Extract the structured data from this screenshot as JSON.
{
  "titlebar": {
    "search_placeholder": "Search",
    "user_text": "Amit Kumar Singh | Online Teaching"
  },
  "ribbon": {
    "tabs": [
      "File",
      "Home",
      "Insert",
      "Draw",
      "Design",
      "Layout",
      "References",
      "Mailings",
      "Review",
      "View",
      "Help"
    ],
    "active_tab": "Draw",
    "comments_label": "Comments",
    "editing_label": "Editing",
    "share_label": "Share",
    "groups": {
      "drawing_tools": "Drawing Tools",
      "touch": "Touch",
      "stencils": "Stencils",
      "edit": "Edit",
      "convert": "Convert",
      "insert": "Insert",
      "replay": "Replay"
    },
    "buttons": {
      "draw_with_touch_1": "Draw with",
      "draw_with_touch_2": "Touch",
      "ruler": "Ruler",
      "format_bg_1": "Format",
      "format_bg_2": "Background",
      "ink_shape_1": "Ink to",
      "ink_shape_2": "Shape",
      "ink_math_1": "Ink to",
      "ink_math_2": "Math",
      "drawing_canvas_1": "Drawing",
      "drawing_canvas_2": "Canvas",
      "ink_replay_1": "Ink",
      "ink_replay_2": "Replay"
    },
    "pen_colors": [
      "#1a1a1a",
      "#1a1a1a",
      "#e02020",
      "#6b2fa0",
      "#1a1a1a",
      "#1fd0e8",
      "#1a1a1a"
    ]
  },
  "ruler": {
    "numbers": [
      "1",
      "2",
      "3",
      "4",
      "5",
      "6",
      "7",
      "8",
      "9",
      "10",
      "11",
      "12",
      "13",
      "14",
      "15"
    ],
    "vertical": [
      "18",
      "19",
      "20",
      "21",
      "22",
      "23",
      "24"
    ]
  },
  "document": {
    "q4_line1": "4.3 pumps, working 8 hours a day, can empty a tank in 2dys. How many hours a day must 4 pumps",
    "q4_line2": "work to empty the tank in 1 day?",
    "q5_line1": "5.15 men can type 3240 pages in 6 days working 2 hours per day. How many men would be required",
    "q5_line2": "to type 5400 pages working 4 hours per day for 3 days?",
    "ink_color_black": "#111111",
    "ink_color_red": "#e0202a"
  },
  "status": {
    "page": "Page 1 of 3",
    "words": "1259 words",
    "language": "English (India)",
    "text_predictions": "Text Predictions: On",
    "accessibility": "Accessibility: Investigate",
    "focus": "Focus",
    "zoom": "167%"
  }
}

---

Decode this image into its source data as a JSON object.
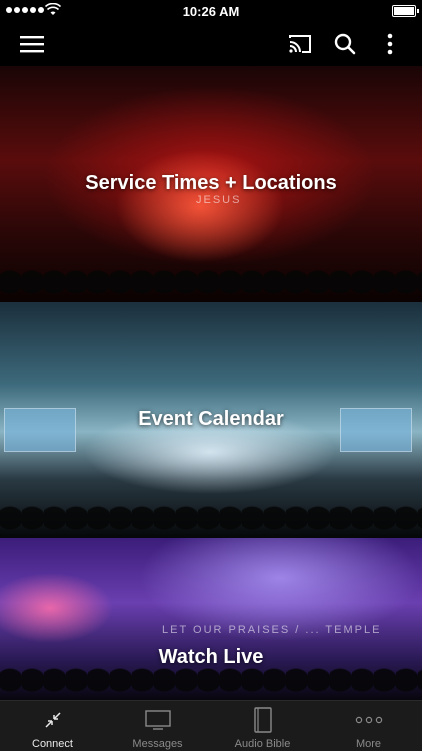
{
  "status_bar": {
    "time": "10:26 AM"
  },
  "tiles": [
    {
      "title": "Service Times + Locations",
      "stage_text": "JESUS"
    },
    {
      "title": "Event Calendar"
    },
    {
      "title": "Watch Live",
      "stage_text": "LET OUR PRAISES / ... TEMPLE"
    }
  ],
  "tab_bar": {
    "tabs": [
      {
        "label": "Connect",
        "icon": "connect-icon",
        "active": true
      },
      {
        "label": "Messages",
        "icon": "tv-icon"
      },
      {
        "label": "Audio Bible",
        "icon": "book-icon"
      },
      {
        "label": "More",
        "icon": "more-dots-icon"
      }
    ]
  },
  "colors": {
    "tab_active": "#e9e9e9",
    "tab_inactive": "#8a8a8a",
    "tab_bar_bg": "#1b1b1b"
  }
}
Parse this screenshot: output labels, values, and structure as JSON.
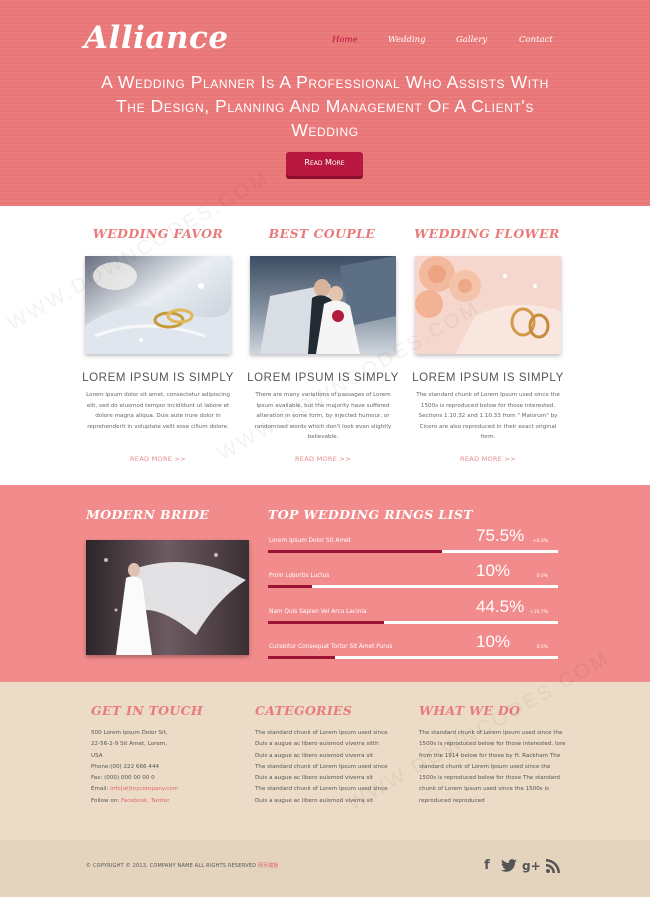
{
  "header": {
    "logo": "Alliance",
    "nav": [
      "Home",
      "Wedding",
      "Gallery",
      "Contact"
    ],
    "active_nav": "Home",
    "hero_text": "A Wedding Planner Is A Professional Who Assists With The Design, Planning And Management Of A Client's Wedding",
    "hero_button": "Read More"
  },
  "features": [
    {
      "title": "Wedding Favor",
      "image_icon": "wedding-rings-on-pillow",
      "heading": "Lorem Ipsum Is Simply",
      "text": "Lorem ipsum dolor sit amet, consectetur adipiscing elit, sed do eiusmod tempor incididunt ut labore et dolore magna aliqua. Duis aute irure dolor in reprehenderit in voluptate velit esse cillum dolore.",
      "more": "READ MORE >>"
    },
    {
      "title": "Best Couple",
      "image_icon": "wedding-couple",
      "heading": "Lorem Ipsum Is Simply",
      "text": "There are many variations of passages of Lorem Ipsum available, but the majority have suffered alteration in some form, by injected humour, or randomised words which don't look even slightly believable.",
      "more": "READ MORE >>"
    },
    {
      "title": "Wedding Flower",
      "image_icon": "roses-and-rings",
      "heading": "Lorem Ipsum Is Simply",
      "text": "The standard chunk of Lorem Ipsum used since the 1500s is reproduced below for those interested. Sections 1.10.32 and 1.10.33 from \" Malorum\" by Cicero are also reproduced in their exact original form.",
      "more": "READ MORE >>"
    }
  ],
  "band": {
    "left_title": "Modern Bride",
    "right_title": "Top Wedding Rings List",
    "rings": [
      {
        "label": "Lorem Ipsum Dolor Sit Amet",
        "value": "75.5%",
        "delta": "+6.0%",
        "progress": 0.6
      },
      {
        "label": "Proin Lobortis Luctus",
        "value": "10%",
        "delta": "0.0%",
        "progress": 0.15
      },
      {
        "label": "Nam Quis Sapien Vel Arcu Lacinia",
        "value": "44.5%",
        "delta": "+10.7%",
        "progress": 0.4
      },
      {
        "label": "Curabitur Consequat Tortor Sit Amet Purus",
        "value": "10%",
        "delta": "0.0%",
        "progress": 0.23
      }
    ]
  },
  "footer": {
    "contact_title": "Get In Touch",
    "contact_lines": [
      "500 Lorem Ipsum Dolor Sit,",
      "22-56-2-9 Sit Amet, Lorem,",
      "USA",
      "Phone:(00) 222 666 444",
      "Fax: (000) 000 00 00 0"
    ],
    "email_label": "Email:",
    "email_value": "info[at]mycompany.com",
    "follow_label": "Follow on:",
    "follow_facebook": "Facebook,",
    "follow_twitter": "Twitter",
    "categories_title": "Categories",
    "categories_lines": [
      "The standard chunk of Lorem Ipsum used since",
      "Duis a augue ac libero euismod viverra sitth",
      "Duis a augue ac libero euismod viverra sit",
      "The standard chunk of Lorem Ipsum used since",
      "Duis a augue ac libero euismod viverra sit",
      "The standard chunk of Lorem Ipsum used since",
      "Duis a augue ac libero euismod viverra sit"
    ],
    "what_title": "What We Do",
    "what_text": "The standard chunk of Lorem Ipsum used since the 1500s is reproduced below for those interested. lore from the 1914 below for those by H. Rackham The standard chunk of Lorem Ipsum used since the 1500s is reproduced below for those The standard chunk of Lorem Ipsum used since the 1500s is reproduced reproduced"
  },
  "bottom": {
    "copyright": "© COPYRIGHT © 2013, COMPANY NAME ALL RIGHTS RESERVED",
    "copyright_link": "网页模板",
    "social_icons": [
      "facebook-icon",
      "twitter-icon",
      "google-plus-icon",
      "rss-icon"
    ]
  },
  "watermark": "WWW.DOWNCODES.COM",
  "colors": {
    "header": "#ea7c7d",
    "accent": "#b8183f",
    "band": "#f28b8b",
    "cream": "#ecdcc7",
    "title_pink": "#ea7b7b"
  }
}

STATED GOAL:
Pick out the lines containing the string "progress" and show them.

REPLY TO THE EXERCISE:
        "progress": 0.6
        "progress": 0.15
        "progress": 0.4
        "progress": 0.23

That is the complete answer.